■ Questions d'étude:
a – Recopiez le passage de l'article sur la demi-finale Argentine–Angleterre, en commençant par "En avril 1982, le" et en terminant par "des questions pratiques.".
b – D'après l'article sur la demi-finale Argentine–Angleterre, combien de jours le conflit des Malouines a-t-il duré ?
c – Comment traduire en anglais cette phrase de l'article sur la demi-finale Argentine–Angleterre : « Le conflit dura 74 jours et s'acheva par la capitulation de l'Argentine le 14 juin 1982. » ?
---------- Texte
Conakry, 15 juil (AGP)-L’Agentine, tenante du titre de championne du monde, affrontera l’Angleterre en demi-finale de la Coupe du monde 2026 à Atlanta – un match qui se déroulera dans un contexte historique intense entre les deux nations.
En avril 1982, le général Leopoldo Galtieri, impopulaire et alors à la tête de l’Argentine sous une junte militaire, ordonna l’invasion des îles Malouines, connues des Argentins sous le nom de « Las Malvinas ». La première ministre britanique de l’époque, Margaret Thatcher, dépêcha un contingent d’environ 26 000 hommes pour reprendre le contrôle du territoire. Le conflit dura 74 jours et s’acheva par la capitulation de l’Argentine le 14 juin 1982.
Les Argentins considèrent que le conflit des Malouines trouve son origine en 1833, lorsque le Royaume-Uni prit le contrôle militaire de ces îles, situées à environ 500 kilomètres (300 miles) au large des côtes orientales de l’Argentine. En 2016, l’Argentine a entamé des négociations avec le Royaume-Uni au sujet des Malouines. Si la souveraineté des deux pays est restée inchangée, une coopération s’est instaurée sur des questions pratiques.
« Non, non, non », a déclaré Scaloni avec conviction. « Ce n’est qu’un match de football. N’y voyons pas d’autres choses. C’est un match de football contre une grande équipe, avec un grand entraîneur que j’admire. Mais c’est un match de football. Point final. »
Néanmoins, la vice-présidente argentine Victoria Villarruel a publié le message suivant sur les réseaux sociaux le jour du match :
« Demain, nous affrontons les pirates usurpateurs. Ce n’est pas un match comme les autres. Je ne vais pas faire preuve de politiquement correct ni de froideur ; contre les Anglais, c’est toujours différent. Ce sont les Malouines, c’est Diego, c’est le dernier match de Leo, et il s’agit de freiner les envahisseurs. Allez l’Argentine ! Car jusqu’à notre dernier souffle, nous allons réclamer ce qui nous appartient ! »
--------------------
---------- Section des données
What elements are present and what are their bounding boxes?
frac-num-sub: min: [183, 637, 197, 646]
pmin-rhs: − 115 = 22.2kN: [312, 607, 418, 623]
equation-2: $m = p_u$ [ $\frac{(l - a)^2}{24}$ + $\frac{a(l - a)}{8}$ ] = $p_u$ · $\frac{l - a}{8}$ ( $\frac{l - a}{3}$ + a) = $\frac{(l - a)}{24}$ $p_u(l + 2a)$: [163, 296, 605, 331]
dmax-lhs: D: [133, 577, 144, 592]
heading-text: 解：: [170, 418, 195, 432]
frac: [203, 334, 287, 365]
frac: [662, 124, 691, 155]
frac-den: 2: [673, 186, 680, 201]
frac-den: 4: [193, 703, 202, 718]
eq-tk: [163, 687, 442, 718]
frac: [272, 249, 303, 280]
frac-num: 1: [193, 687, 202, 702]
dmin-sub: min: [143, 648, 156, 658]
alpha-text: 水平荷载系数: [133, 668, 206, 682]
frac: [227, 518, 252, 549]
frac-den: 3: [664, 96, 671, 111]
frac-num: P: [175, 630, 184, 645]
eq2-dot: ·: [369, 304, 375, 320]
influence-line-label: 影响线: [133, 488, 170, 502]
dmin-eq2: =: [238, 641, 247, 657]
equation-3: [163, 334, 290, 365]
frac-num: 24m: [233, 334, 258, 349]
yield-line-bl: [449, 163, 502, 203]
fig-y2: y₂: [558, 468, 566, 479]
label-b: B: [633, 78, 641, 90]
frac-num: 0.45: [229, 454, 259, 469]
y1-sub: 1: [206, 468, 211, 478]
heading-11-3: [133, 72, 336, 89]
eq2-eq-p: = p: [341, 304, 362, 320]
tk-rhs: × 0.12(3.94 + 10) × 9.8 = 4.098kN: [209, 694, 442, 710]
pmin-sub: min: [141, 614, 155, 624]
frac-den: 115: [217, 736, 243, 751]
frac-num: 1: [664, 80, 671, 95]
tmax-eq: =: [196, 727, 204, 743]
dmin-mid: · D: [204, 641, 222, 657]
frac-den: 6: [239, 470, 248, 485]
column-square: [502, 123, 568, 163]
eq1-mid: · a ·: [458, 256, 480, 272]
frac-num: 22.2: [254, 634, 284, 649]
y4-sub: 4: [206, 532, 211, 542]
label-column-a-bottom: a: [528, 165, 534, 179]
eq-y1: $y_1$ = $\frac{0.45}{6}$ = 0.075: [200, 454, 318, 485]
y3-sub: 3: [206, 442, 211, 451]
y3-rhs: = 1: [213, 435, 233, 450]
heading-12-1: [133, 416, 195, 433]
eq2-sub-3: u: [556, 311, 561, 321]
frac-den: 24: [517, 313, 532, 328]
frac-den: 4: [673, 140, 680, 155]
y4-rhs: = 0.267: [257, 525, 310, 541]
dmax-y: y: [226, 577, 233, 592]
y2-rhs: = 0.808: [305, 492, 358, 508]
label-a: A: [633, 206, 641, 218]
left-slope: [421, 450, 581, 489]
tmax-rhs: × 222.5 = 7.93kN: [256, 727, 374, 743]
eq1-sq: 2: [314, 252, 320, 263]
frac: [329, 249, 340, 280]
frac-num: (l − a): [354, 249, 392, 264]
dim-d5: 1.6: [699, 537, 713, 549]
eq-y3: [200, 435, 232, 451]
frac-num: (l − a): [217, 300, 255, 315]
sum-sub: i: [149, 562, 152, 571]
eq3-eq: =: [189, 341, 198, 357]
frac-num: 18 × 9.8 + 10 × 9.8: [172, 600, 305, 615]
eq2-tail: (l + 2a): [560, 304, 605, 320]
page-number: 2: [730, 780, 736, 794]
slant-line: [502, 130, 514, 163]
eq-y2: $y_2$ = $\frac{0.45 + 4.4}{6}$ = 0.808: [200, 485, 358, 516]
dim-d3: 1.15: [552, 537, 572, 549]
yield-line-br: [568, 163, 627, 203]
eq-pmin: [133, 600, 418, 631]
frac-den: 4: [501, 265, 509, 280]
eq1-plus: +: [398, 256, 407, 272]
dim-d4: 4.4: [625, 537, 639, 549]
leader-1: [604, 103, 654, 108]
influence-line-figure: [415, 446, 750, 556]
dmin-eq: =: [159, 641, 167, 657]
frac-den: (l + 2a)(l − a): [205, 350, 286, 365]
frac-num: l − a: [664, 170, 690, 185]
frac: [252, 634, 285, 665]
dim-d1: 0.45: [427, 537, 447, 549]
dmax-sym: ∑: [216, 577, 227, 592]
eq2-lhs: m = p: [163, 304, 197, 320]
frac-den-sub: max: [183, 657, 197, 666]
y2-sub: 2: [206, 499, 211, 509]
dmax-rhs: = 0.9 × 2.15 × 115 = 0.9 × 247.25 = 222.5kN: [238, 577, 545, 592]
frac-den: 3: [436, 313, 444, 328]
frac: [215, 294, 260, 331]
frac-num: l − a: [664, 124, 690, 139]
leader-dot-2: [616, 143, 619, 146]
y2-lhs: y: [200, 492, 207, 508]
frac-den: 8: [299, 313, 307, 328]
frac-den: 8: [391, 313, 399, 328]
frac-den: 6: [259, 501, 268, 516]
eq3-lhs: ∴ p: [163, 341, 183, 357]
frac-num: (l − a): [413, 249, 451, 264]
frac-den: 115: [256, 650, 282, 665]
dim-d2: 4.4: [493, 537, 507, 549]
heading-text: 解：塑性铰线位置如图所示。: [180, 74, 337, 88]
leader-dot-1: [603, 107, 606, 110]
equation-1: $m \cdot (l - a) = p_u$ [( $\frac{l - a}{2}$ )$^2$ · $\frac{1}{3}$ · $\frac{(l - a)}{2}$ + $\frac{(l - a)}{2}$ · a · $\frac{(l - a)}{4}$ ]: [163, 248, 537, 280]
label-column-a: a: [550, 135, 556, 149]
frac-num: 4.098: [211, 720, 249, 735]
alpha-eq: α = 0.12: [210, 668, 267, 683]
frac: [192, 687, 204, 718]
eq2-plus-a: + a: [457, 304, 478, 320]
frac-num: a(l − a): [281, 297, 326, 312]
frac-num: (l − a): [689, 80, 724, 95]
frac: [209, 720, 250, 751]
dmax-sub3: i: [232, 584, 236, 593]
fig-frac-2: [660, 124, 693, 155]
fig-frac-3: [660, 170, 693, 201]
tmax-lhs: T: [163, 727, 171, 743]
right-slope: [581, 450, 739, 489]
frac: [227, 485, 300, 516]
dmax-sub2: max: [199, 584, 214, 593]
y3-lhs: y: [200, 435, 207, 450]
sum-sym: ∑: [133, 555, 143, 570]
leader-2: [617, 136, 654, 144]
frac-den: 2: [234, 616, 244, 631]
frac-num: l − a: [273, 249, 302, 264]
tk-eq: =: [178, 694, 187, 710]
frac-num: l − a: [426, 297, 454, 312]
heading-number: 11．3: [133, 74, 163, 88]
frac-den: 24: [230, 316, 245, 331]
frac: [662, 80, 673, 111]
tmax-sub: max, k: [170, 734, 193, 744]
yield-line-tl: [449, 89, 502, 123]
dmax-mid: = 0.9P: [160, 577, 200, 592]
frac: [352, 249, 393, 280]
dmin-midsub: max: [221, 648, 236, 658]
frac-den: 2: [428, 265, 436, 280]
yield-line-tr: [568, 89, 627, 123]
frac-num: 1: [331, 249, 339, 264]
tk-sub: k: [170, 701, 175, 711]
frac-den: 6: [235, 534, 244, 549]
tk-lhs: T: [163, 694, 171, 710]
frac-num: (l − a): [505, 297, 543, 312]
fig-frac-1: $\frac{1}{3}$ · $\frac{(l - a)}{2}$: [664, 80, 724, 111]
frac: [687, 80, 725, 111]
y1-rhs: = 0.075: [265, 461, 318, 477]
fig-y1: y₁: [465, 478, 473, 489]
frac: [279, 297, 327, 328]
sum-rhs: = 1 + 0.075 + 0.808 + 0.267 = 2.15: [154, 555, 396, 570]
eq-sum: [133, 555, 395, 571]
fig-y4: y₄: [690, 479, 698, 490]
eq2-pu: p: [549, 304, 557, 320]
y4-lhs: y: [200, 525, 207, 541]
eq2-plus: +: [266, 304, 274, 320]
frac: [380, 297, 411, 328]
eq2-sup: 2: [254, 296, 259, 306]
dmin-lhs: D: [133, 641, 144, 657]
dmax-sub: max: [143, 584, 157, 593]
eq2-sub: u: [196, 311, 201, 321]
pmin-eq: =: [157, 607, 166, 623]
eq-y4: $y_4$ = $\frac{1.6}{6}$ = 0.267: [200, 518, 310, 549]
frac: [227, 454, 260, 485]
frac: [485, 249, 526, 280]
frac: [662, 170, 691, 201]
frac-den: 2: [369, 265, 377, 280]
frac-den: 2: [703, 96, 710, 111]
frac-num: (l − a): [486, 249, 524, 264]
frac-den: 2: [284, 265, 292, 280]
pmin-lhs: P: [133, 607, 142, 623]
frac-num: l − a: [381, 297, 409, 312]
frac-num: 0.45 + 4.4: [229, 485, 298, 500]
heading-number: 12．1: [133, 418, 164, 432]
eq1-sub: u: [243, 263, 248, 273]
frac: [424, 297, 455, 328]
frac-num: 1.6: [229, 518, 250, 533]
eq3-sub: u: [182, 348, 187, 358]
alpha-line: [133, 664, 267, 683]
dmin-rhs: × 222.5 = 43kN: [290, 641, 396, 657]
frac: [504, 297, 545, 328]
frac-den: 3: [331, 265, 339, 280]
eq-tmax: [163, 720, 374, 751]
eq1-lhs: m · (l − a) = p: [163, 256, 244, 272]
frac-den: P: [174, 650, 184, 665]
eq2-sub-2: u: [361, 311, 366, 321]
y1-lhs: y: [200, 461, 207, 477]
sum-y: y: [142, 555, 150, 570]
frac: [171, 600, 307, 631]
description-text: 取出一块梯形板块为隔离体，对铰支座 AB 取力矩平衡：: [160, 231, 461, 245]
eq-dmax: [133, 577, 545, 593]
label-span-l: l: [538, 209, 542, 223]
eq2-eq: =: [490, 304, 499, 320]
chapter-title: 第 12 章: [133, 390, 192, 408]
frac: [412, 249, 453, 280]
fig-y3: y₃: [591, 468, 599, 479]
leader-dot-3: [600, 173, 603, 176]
--------------------
■ Corrigé des questions:
a –
En avril 1982, le général Leopoldo Galtieri, impopulaire et alors à la tête de l’Argentine sous une junte militaire, ordonna l’invasion des îles Malouines, connues des Argentins sous le nom de « Las Malvinas ». La première ministre britanique de l’époque, Margaret Thatcher, dépêcha un contingent d’environ 26 000 hommes pour reprendre le contrôle du territoire. Le conflit dura 74 jours et s’acheva par la capitulation de l’Argentine le 14 juin 1982.
Les Argentins considèrent que le conflit des Malouines trouve son origine en 1833, lorsque le Royaume-Uni prit le contrôle militaire de ces îles, situées à environ 500 kilomètres (300 miles) au large des côtes orientales de l’Argentine. En 2016, l’Argentine a entamé des négociations avec le Royaume-Uni au sujet des Malouines. Si la souveraineté des deux pays est restée inchangée, une coopération s’est instaurée sur des questions pratiques.

b – 74 jours.

c – The conflict lasted 74 days and ended with Argentina's surrender on June 14, 1982.